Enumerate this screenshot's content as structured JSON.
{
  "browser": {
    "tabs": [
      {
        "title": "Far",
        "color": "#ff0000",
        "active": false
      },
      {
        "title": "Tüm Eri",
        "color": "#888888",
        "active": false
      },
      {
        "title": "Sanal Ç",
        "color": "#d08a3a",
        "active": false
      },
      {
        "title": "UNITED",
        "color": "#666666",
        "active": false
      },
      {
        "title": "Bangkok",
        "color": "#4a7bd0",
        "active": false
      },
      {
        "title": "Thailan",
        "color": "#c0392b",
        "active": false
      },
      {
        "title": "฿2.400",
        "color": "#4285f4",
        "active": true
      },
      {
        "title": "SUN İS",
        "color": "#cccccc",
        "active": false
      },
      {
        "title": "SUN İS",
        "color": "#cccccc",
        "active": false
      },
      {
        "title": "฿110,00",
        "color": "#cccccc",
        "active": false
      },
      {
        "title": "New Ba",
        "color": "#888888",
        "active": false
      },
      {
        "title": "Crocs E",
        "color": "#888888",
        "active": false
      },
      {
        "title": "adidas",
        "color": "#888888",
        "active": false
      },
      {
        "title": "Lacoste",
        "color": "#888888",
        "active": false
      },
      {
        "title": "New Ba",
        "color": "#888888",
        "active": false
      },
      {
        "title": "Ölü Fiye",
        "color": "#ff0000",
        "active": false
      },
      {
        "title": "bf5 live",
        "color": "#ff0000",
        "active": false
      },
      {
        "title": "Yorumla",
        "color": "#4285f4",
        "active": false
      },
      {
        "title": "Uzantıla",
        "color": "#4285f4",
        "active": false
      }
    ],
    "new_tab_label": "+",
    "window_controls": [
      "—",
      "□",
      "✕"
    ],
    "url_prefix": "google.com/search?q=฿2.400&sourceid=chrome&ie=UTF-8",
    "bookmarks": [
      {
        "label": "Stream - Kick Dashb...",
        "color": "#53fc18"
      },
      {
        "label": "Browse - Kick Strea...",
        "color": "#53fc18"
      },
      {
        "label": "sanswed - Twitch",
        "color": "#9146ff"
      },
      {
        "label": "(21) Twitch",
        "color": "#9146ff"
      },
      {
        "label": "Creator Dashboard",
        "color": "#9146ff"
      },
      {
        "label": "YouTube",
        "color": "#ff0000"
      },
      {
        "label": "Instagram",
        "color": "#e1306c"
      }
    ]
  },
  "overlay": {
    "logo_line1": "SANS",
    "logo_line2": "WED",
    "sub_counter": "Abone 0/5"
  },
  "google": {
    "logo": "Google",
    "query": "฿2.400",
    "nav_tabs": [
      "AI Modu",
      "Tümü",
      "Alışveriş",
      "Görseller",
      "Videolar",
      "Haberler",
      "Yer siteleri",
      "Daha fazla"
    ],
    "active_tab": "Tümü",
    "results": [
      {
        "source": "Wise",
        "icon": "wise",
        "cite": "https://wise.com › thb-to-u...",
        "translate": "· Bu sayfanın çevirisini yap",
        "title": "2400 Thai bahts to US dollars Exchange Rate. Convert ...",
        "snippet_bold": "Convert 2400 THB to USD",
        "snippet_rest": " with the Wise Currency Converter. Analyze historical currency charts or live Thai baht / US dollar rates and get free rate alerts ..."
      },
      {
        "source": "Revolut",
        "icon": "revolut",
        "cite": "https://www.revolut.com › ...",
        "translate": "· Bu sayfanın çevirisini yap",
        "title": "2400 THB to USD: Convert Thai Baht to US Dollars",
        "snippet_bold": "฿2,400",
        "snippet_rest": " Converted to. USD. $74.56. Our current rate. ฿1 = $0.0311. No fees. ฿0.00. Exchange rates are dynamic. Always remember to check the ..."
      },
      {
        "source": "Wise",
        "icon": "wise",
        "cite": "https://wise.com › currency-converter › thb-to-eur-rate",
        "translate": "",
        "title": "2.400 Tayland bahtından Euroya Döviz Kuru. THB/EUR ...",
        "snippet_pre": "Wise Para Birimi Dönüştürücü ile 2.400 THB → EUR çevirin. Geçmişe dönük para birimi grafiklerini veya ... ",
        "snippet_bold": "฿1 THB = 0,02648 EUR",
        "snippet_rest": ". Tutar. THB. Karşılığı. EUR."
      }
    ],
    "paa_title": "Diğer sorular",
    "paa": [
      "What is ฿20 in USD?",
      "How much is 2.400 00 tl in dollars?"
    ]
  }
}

######

_TASK INSTRUCTIONS_
Each of the records should be retyped exactly.

_THE OUTPUT_
Enumerate this screenshot's content as structured JSON.
{
  "browser": {
    "tabs": [
      {
        "title": "Far",
        "color": "#ff0000",
        "active": false
      },
      {
        "title": "Tüm Eri",
        "color": "#888888",
        "active": false
      },
      {
        "title": "Sanal Ç",
        "color": "#d08a3a",
        "active": false
      },
      {
        "title": "UNITED",
        "color": "#666666",
        "active": false
      },
      {
        "title": "Bangkok",
        "color": "#4a7bd0",
        "active": false
      },
      {
        "title": "Thailan",
        "color": "#c0392b",
        "active": false
      },
      {
        "title": "฿2.400",
        "color": "#4285f4",
        "active": true
      },
      {
        "title": "SUN İS",
        "color": "#cccccc",
        "active": false
      },
      {
        "title": "SUN İS",
        "color": "#cccccc",
        "active": false
      },
      {
        "title": "฿110,00",
        "color": "#cccccc",
        "active": false
      },
      {
        "title": "New Ba",
        "color": "#888888",
        "active": false
      },
      {
        "title": "Crocs E",
        "color": "#888888",
        "active": false
      },
      {
        "title": "adidas",
        "color": "#888888",
        "active": false
      },
      {
        "title": "Lacoste",
        "color": "#888888",
        "active": false
      },
      {
        "title": "New Ba",
        "color": "#888888",
        "active": false
      },
      {
        "title": "Ölü Fiye",
        "color": "#ff0000",
        "active": false
      },
      {
        "title": "bf5 live",
        "color": "#ff0000",
        "active": false
      },
      {
        "title": "Yorumla",
        "color": "#4285f4",
        "active": false
      },
      {
        "title": "Uzantıla",
        "color": "#4285f4",
        "active": false
      }
    ],
    "new_tab_label": "+",
    "window_controls": [
      "—",
      "□",
      "✕"
    ],
    "url_prefix": "google.com/search?q=฿2.400&sourceid=chrome&ie=UTF-8",
    "bookmarks": [
      {
        "label": "Stream - Kick Dashb...",
        "color": "#53fc18"
      },
      {
        "label": "Browse - Kick Strea...",
        "color": "#53fc18"
      },
      {
        "label": "sanswed - Twitch",
        "color": "#9146ff"
      },
      {
        "label": "(21) Twitch",
        "color": "#9146ff"
      },
      {
        "label": "Creator Dashboard",
        "color": "#9146ff"
      },
      {
        "label": "YouTube",
        "color": "#ff0000"
      },
      {
        "label": "Instagram",
        "color": "#e1306c"
      }
    ]
  },
  "overlay": {
    "logo_line1": "SANS",
    "logo_line2": "WED",
    "sub_counter": "Abone 0/5"
  },
  "google": {
    "logo": "Google",
    "query": "฿2.400",
    "nav_tabs": [
      "AI Modu",
      "Tümü",
      "Alışveriş",
      "Görseller",
      "Videolar",
      "Haberler",
      "Yer siteleri",
      "Daha fazla"
    ],
    "active_tab": "Tümü",
    "results": [
      {
        "source": "Wise",
        "icon": "wise",
        "cite": "https://wise.com › thb-to-u...",
        "translate": "· Bu sayfanın çevirisini yap",
        "title": "2400 Thai bahts to US dollars Exchange Rate. Convert ...",
        "snippet_bold": "Convert 2400 THB to USD",
        "snippet_rest": " with the Wise Currency Converter. Analyze historical currency charts or live Thai baht / US dollar rates and get free rate alerts ..."
      },
      {
        "source": "Revolut",
        "icon": "revolut",
        "cite": "https://www.revolut.com › ...",
        "translate": "· Bu sayfanın çevirisini yap",
        "title": "2400 THB to USD: Convert Thai Baht to US Dollars",
        "snippet_bold": "฿2,400",
        "snippet_rest": " Converted to. USD. $74.56. Our current rate. ฿1 = $0.0311. No fees. ฿0.00. Exchange rates are dynamic. Always remember to check the ..."
      },
      {
        "source": "Wise",
        "icon": "wise",
        "cite": "https://wise.com › currency-converter › thb-to-eur-rate",
        "translate": "",
        "title": "2.400 Tayland bahtından Euroya Döviz Kuru. THB/EUR ...",
        "snippet_pre": "Wise Para Birimi Dönüştürücü ile 2.400 THB → EUR çevirin. Geçmişe dönük para birimi grafiklerini veya ... ",
        "snippet_bold": "฿1 THB = 0,02648 EUR",
        "snippet_rest": ". Tutar. THB. Karşılığı. EUR."
      }
    ],
    "paa_title": "Diğer sorular",
    "paa": [
      "What is ฿20 in USD?",
      "How much is 2.400 00 tl in dollars?"
    ]
  }
}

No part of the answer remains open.